-- Material provided start --

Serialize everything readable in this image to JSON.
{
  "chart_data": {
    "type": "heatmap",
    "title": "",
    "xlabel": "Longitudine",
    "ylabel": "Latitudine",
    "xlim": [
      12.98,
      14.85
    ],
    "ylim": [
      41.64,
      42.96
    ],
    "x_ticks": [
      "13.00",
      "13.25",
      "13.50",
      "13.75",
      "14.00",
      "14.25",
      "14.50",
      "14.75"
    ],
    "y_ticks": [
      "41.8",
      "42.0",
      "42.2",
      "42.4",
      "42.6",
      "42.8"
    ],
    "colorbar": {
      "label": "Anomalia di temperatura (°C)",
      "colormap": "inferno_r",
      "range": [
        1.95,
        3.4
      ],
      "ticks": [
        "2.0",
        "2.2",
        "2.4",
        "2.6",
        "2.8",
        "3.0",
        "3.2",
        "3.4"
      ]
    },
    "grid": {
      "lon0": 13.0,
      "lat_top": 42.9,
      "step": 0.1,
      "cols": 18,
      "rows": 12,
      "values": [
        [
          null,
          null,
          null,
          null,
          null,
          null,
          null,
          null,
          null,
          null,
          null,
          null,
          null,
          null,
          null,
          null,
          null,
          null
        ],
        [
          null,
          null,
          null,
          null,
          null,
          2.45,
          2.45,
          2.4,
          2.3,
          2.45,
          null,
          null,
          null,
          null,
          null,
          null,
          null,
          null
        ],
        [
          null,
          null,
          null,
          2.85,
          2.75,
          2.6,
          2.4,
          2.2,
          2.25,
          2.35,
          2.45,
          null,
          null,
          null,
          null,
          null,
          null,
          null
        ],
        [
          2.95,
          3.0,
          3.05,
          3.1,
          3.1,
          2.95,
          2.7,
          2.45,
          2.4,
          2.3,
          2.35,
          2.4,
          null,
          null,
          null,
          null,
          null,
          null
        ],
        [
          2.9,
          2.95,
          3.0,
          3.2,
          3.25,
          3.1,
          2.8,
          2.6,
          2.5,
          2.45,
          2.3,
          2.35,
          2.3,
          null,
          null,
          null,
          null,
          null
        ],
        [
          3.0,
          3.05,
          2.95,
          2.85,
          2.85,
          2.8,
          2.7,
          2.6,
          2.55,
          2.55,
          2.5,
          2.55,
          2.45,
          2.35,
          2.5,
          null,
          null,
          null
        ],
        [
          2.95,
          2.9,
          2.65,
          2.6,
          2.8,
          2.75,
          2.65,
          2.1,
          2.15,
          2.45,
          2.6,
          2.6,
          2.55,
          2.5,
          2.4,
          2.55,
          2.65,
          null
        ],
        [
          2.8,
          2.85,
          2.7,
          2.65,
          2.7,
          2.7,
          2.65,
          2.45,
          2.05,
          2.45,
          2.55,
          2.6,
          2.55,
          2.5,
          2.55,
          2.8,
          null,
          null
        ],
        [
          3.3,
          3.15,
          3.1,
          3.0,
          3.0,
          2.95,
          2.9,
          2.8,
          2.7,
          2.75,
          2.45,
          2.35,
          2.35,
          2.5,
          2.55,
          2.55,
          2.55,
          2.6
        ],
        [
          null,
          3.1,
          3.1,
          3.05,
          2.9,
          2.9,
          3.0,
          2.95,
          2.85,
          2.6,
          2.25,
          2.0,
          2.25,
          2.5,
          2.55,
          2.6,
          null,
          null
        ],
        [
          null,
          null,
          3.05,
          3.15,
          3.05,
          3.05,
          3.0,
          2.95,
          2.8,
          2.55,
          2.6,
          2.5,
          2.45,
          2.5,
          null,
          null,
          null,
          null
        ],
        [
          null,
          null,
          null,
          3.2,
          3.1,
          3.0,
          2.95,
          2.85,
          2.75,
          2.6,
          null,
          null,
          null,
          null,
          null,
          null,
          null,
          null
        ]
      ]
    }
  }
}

-- Material provided end --

Each line of the listing above should be output exactly.

Serialize everything readable in this image to JSON.
{
  "chart_data": {
    "type": "heatmap",
    "title": "",
    "xlabel": "Longitudine",
    "ylabel": "Latitudine",
    "xlim": [
      12.98,
      14.85
    ],
    "ylim": [
      41.64,
      42.96
    ],
    "x_ticks": [
      "13.00",
      "13.25",
      "13.50",
      "13.75",
      "14.00",
      "14.25",
      "14.50",
      "14.75"
    ],
    "y_ticks": [
      "41.8",
      "42.0",
      "42.2",
      "42.4",
      "42.6",
      "42.8"
    ],
    "colorbar": {
      "label": "Anomalia di temperatura (°C)",
      "colormap": "inferno_r",
      "range": [
        1.95,
        3.4
      ],
      "ticks": [
        "2.0",
        "2.2",
        "2.4",
        "2.6",
        "2.8",
        "3.0",
        "3.2",
        "3.4"
      ]
    },
    "grid": {
      "lon0": 13.0,
      "lat_top": 42.9,
      "step": 0.1,
      "cols": 18,
      "rows": 12,
      "values": [
        [
          null,
          null,
          null,
          null,
          null,
          null,
          null,
          null,
          null,
          null,
          null,
          null,
          null,
          null,
          null,
          null,
          null,
          null
        ],
        [
          null,
          null,
          null,
          null,
          null,
          2.45,
          2.45,
          2.4,
          2.3,
          2.45,
          null,
          null,
          null,
          null,
          null,
          null,
          null,
          null
        ],
        [
          null,
          null,
          null,
          2.85,
          2.75,
          2.6,
          2.4,
          2.2,
          2.25,
          2.35,
          2.45,
          null,
          null,
          null,
          null,
          null,
          null,
          null
        ],
        [
          2.95,
          3.0,
          3.05,
          3.1,
          3.1,
          2.95,
          2.7,
          2.45,
          2.4,
          2.3,
          2.35,
          2.4,
          null,
          null,
          null,
          null,
          null,
          null
        ],
        [
          2.9,
          2.95,
          3.0,
          3.2,
          3.25,
          3.1,
          2.8,
          2.6,
          2.5,
          2.45,
          2.3,
          2.35,
          2.3,
          null,
          null,
          null,
          null,
          null
        ],
        [
          3.0,
          3.05,
          2.95,
          2.85,
          2.85,
          2.8,
          2.7,
          2.6,
          2.55,
          2.55,
          2.5,
          2.55,
          2.45,
          2.35,
          2.5,
          null,
          null,
          null
        ],
        [
          2.95,
          2.9,
          2.65,
          2.6,
          2.8,
          2.75,
          2.65,
          2.1,
          2.15,
          2.45,
          2.6,
          2.6,
          2.55,
          2.5,
          2.4,
          2.55,
          2.65,
          null
        ],
        [
          2.8,
          2.85,
          2.7,
          2.65,
          2.7,
          2.7,
          2.65,
          2.45,
          2.05,
          2.45,
          2.55,
          2.6,
          2.55,
          2.5,
          2.55,
          2.8,
          null,
          null
        ],
        [
          3.3,
          3.15,
          3.1,
          3.0,
          3.0,
          2.95,
          2.9,
          2.8,
          2.7,
          2.75,
          2.45,
          2.35,
          2.35,
          2.5,
          2.55,
          2.55,
          2.55,
          2.6
        ],
        [
          null,
          3.1,
          3.1,
          3.05,
          2.9,
          2.9,
          3.0,
          2.95,
          2.85,
          2.6,
          2.25,
          2.0,
          2.25,
          2.5,
          2.55,
          2.6,
          null,
          null
        ],
        [
          null,
          null,
          3.05,
          3.15,
          3.05,
          3.05,
          3.0,
          2.95,
          2.8,
          2.55,
          2.6,
          2.5,
          2.45,
          2.5,
          null,
          null,
          null,
          null
        ],
        [
          null,
          null,
          null,
          3.2,
          3.1,
          3.0,
          2.95,
          2.85,
          2.75,
          2.6,
          null,
          null,
          null,
          null,
          null,
          null,
          null,
          null
        ]
      ]
    }
  }
}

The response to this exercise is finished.